Data entries for graphics:
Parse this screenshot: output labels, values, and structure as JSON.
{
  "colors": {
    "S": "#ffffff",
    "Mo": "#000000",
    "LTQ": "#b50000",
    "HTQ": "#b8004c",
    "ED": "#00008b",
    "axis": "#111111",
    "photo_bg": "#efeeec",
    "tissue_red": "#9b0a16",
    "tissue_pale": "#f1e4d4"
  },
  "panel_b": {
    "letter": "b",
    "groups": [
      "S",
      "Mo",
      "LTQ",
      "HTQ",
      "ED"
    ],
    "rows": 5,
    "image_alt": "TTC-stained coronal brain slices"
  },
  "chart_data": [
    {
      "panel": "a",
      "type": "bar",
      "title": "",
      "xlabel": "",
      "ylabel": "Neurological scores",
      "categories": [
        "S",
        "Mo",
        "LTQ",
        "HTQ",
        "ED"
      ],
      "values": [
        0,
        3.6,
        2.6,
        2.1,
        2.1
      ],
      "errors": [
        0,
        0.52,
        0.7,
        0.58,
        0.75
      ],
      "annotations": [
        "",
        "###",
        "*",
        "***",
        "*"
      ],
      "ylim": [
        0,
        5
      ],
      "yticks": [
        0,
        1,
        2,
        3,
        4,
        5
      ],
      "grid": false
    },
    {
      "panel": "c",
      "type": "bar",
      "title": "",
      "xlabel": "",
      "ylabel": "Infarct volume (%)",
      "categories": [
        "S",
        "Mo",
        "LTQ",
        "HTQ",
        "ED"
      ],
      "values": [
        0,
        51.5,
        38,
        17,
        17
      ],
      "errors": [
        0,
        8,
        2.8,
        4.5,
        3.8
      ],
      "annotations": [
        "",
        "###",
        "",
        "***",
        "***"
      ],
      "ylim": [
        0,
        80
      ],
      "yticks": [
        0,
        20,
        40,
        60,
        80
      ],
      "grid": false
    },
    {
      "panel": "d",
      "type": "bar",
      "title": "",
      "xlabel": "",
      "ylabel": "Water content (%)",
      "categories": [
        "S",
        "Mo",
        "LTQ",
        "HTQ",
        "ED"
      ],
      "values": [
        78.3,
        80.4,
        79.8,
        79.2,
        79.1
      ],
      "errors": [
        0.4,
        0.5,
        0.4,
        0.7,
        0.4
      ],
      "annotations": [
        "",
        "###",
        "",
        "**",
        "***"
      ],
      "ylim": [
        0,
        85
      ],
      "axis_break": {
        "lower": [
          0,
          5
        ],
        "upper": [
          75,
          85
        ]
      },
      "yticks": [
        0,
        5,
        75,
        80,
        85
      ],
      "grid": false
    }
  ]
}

PROBLEM TO WORK ON: Output the entries verbatim.

CORRECT RESULT:
Parse this screenshot: output labels, values, and structure as JSON.
{
  "colors": {
    "S": "#ffffff",
    "Mo": "#000000",
    "LTQ": "#b50000",
    "HTQ": "#b8004c",
    "ED": "#00008b",
    "axis": "#111111",
    "photo_bg": "#efeeec",
    "tissue_red": "#9b0a16",
    "tissue_pale": "#f1e4d4"
  },
  "panel_b": {
    "letter": "b",
    "groups": [
      "S",
      "Mo",
      "LTQ",
      "HTQ",
      "ED"
    ],
    "rows": 5,
    "image_alt": "TTC-stained coronal brain slices"
  },
  "chart_data": [
    {
      "panel": "a",
      "type": "bar",
      "title": "",
      "xlabel": "",
      "ylabel": "Neurological scores",
      "categories": [
        "S",
        "Mo",
        "LTQ",
        "HTQ",
        "ED"
      ],
      "values": [
        0,
        3.6,
        2.6,
        2.1,
        2.1
      ],
      "errors": [
        0,
        0.52,
        0.7,
        0.58,
        0.75
      ],
      "annotations": [
        "",
        "###",
        "*",
        "***",
        "*"
      ],
      "ylim": [
        0,
        5
      ],
      "yticks": [
        0,
        1,
        2,
        3,
        4,
        5
      ],
      "grid": false
    },
    {
      "panel": "c",
      "type": "bar",
      "title": "",
      "xlabel": "",
      "ylabel": "Infarct volume (%)",
      "categories": [
        "S",
        "Mo",
        "LTQ",
        "HTQ",
        "ED"
      ],
      "values": [
        0,
        51.5,
        38,
        17,
        17
      ],
      "errors": [
        0,
        8,
        2.8,
        4.5,
        3.8
      ],
      "annotations": [
        "",
        "###",
        "",
        "***",
        "***"
      ],
      "ylim": [
        0,
        80
      ],
      "yticks": [
        0,
        20,
        40,
        60,
        80
      ],
      "grid": false
    },
    {
      "panel": "d",
      "type": "bar",
      "title": "",
      "xlabel": "",
      "ylabel": "Water content (%)",
      "categories": [
        "S",
        "Mo",
        "LTQ",
        "HTQ",
        "ED"
      ],
      "values": [
        78.3,
        80.4,
        79.8,
        79.2,
        79.1
      ],
      "errors": [
        0.4,
        0.5,
        0.4,
        0.7,
        0.4
      ],
      "annotations": [
        "",
        "###",
        "",
        "**",
        "***"
      ],
      "ylim": [
        0,
        85
      ],
      "axis_break": {
        "lower": [
          0,
          5
        ],
        "upper": [
          75,
          85
        ]
      },
      "yticks": [
        0,
        5,
        75,
        80,
        85
      ],
      "grid": false
    }
  ]
}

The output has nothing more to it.